--- START ENTRIES SHOWN ---
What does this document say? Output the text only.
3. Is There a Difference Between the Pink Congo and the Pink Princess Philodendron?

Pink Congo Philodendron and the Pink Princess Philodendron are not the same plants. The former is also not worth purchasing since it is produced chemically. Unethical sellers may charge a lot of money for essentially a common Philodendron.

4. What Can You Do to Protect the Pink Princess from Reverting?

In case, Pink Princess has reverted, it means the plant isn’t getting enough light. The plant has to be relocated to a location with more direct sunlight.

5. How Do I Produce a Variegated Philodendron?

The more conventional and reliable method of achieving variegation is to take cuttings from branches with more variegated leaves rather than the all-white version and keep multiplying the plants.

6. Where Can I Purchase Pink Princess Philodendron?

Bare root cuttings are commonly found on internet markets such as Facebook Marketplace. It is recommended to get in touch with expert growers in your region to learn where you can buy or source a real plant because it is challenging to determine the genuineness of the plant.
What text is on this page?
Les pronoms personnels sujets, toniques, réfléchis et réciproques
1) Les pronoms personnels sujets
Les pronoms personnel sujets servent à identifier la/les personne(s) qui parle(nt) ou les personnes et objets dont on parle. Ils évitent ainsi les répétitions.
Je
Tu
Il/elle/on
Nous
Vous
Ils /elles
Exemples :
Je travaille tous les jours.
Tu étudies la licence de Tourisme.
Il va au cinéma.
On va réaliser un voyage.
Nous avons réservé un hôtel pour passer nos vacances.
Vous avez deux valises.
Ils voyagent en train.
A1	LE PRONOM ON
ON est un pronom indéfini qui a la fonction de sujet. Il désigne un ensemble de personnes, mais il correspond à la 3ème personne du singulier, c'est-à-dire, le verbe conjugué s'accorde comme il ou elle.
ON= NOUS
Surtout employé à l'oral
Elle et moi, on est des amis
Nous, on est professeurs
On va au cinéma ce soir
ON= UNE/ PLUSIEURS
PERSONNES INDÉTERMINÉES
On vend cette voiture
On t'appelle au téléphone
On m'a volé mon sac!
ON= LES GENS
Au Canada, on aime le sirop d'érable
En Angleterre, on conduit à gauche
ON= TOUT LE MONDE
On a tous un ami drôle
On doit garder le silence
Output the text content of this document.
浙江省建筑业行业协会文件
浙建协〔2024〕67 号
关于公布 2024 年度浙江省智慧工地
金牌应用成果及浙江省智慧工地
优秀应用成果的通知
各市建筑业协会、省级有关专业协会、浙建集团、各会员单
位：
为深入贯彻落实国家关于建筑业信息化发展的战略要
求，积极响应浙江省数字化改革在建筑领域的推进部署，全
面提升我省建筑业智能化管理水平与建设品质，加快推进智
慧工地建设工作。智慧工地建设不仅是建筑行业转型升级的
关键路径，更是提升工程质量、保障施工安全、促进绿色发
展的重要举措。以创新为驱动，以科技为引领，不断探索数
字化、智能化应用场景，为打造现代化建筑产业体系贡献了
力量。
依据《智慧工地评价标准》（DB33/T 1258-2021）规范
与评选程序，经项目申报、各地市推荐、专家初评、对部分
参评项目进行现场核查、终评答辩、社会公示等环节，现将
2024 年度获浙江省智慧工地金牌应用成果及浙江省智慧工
--- END ENTRIES SHOWN ---
> [EXERCISE AIM]
Quote the material exactly, leaving nothing out.

> [SOLVED EXERCISE]
What does this document say? Output the text only.
3. Is There a Difference Between the Pink Congo and the Pink Princess Philodendron?

Pink Congo Philodendron and the Pink Princess Philodendron are not the same plants. The former is also not worth purchasing since it is produced chemically. Unethical sellers may charge a lot of money for essentially a common Philodendron.

4. What Can You Do to Protect the Pink Princess from Reverting?

In case, Pink Princess has reverted, it means the plant isn’t getting enough light. The plant has to be relocated to a location with more direct sunlight.

5. How Do I Produce a Variegated Philodendron?

The more conventional and reliable method of achieving variegation is to take cuttings from branches with more variegated leaves rather than the all-white version and keep multiplying the plants.

6. Where Can I Purchase Pink Princess Philodendron?

Bare root cuttings are commonly found on internet markets such as Facebook Marketplace. It is recommended to get in touch with expert growers in your region to learn where you can buy or source a real plant because it is challenging to determine the genuineness of the plant.
What text is on this page?
Les pronoms personnels sujets, toniques, réfléchis et réciproques
1) Les pronoms personnels sujets
Les pronoms personnel sujets servent à identifier la/les personne(s) qui parle(nt) ou les personnes et objets dont on parle. Ils évitent ainsi les répétitions.
Je
Tu
Il/elle/on
Nous
Vous
Ils /elles
Exemples :
Je travaille tous les jours.
Tu étudies la licence de Tourisme.
Il va au cinéma.
On va réaliser un voyage.
Nous avons réservé un hôtel pour passer nos vacances.
Vous avez deux valises.
Ils voyagent en train.
A1	LE PRONOM ON
ON est un pronom indéfini qui a la fonction de sujet. Il désigne un ensemble de personnes, mais il correspond à la 3ème personne du singulier, c'est-à-dire, le verbe conjugué s'accorde comme il ou elle.
ON= NOUS
Surtout employé à l'oral
Elle et moi, on est des amis
Nous, on est professeurs
On va au cinéma ce soir
ON= UNE/ PLUSIEURS
PERSONNES INDÉTERMINÉES
On vend cette voiture
On t'appelle au téléphone
On m'a volé mon sac!
ON= LES GENS
Au Canada, on aime le sirop d'érable
En Angleterre, on conduit à gauche
ON= TOUT LE MONDE
On a tous un ami drôle
On doit garder le silence
Output the text content of this document.
浙江省建筑业行业协会文件
浙建协〔2024〕67 号
关于公布 2024 年度浙江省智慧工地
金牌应用成果及浙江省智慧工地
优秀应用成果的通知
各市建筑业协会、省级有关专业协会、浙建集团、各会员单
位：
为深入贯彻落实国家关于建筑业信息化发展的战略要
求，积极响应浙江省数字化改革在建筑领域的推进部署，全
面提升我省建筑业智能化管理水平与建设品质，加快推进智
慧工地建设工作。智慧工地建设不仅是建筑行业转型升级的
关键路径，更是提升工程质量、保障施工安全、促进绿色发
展的重要举措。以创新为驱动，以科技为引领，不断探索数
字化、智能化应用场景，为打造现代化建筑产业体系贡献了
力量。
依据《智慧工地评价标准》（DB33/T 1258-2021）规范
与评选程序，经项目申报、各地市推荐、专家初评、对部分
参评项目进行现场核查、终评答辩、社会公示等环节，现将
2024 年度获浙江省智慧工地金牌应用成果及浙江省智慧工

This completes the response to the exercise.